§ Exercise 1
In the post on Rutgers athletics, who is quoted as having said "L-I-V-I-N"?

§ Page
I have a confession to make about something that has been bothering me for awhile now and I need to get it off my chest. I love everything about Rutgers, the good and even the bad with the university, especially with athletics. I love the entire fanbase, the rational ones and even the irrational ones. Every fanbase has their extremists, but I focus on the passion of everyone and it’s a wonderful thing. That’s a big reason why I love sports, because it brings random people together in a unified way that is very rare in this world. Passion is living. Or, as the legendary David Wooderson once said, L-I-V-I-N. However, it’s time for a reality check for some and time to take a pill of hard truth, in order to begin embracing where Rutgers Athletics stands in the Big Ten landscape today.

§ Exercise 2
Print the lines of the entries below verbatim, from the first line through the line that contains "entry-title: 私募基金存续规模占比及增速(2021.1-2022.9) <box>118".

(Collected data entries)
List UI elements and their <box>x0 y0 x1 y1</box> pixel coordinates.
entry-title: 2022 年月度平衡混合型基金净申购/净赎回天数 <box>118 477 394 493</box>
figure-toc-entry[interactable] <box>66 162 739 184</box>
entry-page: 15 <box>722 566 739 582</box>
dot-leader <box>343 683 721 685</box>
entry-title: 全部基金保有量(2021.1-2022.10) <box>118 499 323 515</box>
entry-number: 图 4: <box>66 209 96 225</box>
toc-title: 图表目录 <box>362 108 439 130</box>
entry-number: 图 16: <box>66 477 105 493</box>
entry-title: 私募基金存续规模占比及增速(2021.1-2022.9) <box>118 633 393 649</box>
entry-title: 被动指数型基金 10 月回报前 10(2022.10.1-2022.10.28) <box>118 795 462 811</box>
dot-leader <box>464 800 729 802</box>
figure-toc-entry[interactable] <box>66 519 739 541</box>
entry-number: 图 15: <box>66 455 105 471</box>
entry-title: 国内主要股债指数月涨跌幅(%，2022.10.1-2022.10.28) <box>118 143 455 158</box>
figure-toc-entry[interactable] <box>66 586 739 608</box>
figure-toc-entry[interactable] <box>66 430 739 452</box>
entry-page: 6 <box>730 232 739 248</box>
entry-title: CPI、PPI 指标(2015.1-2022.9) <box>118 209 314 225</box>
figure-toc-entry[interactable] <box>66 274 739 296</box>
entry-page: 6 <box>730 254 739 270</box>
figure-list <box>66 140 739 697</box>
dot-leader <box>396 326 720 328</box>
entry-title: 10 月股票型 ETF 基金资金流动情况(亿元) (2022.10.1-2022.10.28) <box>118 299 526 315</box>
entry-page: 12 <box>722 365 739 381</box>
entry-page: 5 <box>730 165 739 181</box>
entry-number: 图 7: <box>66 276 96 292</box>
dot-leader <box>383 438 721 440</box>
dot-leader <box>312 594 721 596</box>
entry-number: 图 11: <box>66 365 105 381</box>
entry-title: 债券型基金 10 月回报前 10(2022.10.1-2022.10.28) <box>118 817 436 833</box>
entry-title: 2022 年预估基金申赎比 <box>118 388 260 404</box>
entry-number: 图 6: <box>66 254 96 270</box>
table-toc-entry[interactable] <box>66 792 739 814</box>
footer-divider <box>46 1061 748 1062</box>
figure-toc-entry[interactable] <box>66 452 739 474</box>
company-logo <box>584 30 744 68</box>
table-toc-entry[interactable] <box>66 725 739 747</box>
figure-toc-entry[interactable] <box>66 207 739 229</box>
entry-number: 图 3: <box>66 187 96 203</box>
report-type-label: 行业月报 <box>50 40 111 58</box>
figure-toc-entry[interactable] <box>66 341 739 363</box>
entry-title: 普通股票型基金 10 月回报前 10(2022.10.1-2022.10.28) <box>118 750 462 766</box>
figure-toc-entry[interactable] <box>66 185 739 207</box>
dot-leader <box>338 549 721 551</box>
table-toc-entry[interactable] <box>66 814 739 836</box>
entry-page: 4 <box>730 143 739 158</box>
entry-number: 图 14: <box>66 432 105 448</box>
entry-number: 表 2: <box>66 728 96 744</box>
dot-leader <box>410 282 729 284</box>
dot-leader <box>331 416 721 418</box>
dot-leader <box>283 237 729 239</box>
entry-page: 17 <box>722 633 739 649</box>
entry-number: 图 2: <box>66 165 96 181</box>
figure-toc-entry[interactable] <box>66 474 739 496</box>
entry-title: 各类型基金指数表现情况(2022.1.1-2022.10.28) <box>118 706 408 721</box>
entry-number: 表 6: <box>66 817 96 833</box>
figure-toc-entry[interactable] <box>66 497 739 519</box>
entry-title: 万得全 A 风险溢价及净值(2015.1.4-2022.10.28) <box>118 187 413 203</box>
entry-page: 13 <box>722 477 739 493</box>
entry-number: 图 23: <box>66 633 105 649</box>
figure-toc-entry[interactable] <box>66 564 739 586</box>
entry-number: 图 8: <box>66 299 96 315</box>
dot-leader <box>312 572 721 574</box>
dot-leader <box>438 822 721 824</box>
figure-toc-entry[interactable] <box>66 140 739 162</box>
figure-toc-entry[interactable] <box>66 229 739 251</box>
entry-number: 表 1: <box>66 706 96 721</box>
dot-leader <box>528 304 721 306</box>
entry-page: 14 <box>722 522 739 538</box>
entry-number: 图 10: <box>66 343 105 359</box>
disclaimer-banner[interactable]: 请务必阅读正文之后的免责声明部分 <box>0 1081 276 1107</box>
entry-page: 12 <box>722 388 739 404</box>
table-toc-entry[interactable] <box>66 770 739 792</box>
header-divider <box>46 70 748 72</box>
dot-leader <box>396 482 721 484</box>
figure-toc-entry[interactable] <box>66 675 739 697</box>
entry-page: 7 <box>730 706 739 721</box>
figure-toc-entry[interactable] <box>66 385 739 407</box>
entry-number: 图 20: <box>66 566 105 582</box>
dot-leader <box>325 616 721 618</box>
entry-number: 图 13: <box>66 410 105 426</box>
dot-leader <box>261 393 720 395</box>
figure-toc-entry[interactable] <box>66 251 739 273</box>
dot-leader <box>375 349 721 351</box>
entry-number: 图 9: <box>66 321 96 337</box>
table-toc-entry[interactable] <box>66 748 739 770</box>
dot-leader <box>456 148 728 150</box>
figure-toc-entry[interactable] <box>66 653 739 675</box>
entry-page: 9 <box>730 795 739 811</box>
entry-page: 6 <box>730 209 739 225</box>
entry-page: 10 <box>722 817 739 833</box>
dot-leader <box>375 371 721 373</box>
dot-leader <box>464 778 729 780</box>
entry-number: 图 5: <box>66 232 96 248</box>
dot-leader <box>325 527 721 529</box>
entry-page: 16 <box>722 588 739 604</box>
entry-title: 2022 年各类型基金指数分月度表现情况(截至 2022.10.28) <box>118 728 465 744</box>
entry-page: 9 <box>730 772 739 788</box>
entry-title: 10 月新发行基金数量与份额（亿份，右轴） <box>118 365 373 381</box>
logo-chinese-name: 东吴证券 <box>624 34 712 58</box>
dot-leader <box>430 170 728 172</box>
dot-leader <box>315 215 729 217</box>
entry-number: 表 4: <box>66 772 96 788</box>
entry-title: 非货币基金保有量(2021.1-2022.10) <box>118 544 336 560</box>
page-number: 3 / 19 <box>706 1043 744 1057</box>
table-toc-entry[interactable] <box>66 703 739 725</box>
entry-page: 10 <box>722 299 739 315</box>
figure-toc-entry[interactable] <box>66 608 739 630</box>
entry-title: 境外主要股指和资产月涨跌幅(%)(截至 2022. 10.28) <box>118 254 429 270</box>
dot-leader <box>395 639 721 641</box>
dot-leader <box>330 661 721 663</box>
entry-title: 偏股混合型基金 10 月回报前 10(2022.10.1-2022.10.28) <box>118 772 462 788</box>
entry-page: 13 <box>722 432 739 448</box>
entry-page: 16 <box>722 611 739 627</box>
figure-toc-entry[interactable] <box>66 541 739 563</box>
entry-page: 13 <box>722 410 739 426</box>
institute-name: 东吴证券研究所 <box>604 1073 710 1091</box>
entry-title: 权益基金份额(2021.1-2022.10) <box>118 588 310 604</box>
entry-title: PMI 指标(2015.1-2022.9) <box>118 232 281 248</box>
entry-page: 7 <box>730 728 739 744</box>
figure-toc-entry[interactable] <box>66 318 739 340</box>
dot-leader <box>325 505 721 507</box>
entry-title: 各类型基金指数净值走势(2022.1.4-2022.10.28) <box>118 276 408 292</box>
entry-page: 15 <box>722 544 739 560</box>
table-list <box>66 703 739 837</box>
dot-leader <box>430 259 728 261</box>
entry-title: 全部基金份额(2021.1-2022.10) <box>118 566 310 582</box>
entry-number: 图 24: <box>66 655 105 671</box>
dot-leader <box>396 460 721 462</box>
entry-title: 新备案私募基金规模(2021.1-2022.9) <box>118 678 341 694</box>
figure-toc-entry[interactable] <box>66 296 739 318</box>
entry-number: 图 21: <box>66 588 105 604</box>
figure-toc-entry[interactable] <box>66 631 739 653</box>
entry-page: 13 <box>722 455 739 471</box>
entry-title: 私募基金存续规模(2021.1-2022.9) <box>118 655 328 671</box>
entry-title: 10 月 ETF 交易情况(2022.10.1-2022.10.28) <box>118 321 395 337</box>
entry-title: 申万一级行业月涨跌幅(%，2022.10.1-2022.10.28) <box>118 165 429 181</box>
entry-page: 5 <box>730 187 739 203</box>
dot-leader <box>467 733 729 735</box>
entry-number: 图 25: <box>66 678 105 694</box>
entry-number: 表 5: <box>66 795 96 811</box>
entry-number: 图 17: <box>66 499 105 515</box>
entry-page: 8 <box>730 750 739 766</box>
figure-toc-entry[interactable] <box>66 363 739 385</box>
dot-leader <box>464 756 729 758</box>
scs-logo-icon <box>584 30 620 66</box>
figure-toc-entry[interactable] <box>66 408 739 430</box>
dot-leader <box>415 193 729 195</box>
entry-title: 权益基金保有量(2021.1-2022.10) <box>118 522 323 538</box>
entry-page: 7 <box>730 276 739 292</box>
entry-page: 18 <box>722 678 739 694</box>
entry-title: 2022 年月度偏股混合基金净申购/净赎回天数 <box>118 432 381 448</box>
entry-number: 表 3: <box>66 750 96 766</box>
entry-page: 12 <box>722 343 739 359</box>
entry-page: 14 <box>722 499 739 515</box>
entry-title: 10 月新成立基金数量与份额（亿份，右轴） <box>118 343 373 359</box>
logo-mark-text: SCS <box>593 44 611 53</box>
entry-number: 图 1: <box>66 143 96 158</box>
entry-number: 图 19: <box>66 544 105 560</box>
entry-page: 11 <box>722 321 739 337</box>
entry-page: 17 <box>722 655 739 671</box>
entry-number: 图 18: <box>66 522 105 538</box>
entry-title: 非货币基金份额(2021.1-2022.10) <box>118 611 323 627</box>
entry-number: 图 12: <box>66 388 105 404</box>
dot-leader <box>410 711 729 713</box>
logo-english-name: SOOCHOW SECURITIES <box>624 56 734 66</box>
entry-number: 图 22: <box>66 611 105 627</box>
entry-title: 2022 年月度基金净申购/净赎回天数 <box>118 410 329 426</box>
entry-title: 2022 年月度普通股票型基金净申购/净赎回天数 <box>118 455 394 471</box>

§ Worked solution 1
David Wooderson.

§ Worked solution 2
List UI elements and their <box>x0 y0 x1 y1</box> pixel coordinates.
entry-title: 2022 年月度平衡混合型基金净申购/净赎回天数 <box>118 477 394 493</box>
figure-toc-entry[interactable] <box>66 162 739 184</box>
entry-page: 15 <box>722 566 739 582</box>
dot-leader <box>343 683 721 685</box>
entry-title: 全部基金保有量(2021.1-2022.10) <box>118 499 323 515</box>
entry-number: 图 4: <box>66 209 96 225</box>
toc-title: 图表目录 <box>362 108 439 130</box>
entry-number: 图 16: <box>66 477 105 493</box>
entry-title: 私募基金存续规模占比及增速(2021.1-2022.9) <box>118 633 393 649</box>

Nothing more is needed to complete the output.